• **WRITTEN INSTRUCTION**
Pick out every line that holds the string "Вставьте" and copy it.
━━━━━━━━━━━━━━━━
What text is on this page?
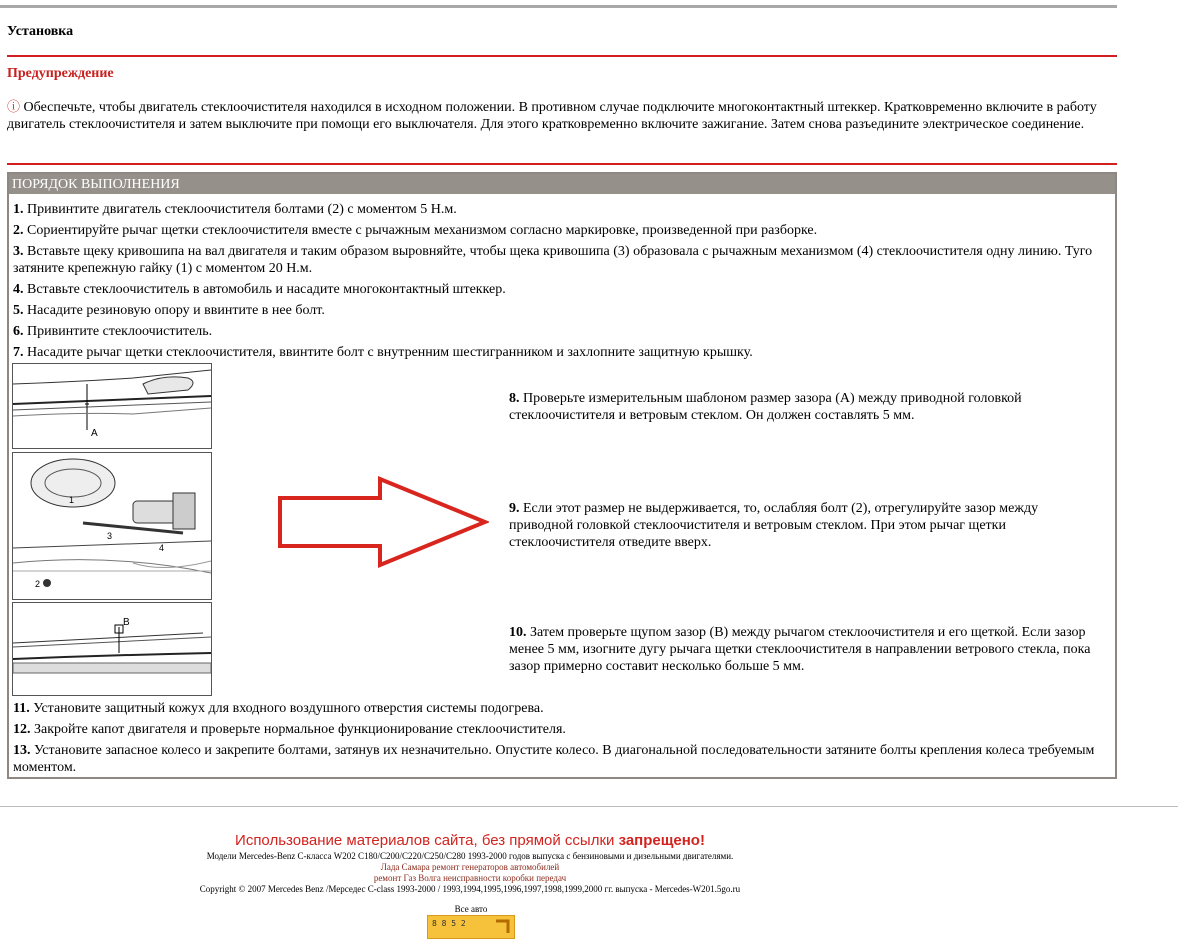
Установка
Предупреждение
ⓘ Обеспечьте, чтобы двигатель стеклоочистителя находился в исходном положении. В противном случае подключите многоконтактный штеккер. Кратковременно включите в работу двигатель стеклоочистителя и затем выключите при помощи его выключателя. Для этого кратковременно включите зажигание. Затем снова разъедините электрическое соединение.
ПОРЯДОК ВЫПОЛНЕНИЯ
1. Привинтите двигатель стеклоочистителя болтами (2) с моментом 5 Н.м.
2. Сориентируйте рычаг щетки стеклоочистителя вместе с рычажным механизмом согласно маркировке, произведенной при разборке.
3. Вставьте щеку кривошипа на вал двигателя и таким образом выровняйте, чтобы щека кривошипа (3) образовала с рычажным механизмом (4) стеклоочистителя одну линию. Туго затяните крепежную гайку (1) с моментом 20 Н.м.
4. Вставьте стеклоочиститель в автомобиль и насадите многоконтактный штеккер.
5. Насадите резиновую опору и ввинтите в нее болт.
6. Привинтите стеклоочиститель.
7. Насадите рычаг щетки стеклоочистителя, ввинтите болт с внутренним шестигранником и захлопните защитную крышку.
A
1
2
3
4
B
8. Проверьте измерительным шаблоном размер зазора (A) между приводной головкой стеклоочистителя и ветровым стеклом. Он должен составлять 5 мм.
9. Если этот размер не выдерживается, то, ослабляя болт (2), отрегулируйте зазор между приводной головкой стеклоочистителя и ветровым стеклом. При этом рычаг щетки стеклоочистителя отведите вверх.
10. Затем проверьте щупом зазор (B) между рычагом стеклоочистителя и его щеткой. Если зазор менее 5 мм, изогните дугу рычага щетки стеклоочистителя в направлении ветрового стекла, пока зазор примерно составит несколько больше 5 мм.
11. Установите защитный кожух для входного воздушного отверстия системы подогрева.
12. Закройте капот двигателя и проверьте нормальное функционирование стеклоочистителя.
13. Установите запасное колесо и закрепите болтами, затянув их незначительно. Опустите колесо. В диагональной последовательности затяните болты крепления колеса требуемым моментом.
Использование материалов сайта, без прямой ссылки запрещено!
Модели Mercedes-Benz C-класса W202 C180/C200/C220/C250/C280 1993-2000 годов выпуска с бензиновыми и дизельными двигателями.
Лада Самара ремонт генераторов автомобилей
ремонт Газ Волга неисправности коробки передач
Copyright © 2007 Mercedes Benz /Мерседес C-class 1993-2000 / 1993,1994,1995,1996,1997,1998,1999,2000 гг. выпуска - Mercedes-W201.5go.ru
Все авто
8 8 5 2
━━━━━━━━━━━━━━━━
• **TASK RESULT**
3. Вставьте щеку кривошипа на вал двигателя и таким образом выровняйте, чтобы щека кривошипа (3) образовала с рычажным механизмом (4) стеклоочистителя одну линию. Туго затяните крепежную гайку (1) с моментом 20 Н.м.
4. Вставьте стеклоочиститель в автомобиль и насадите многоконтактный штеккер.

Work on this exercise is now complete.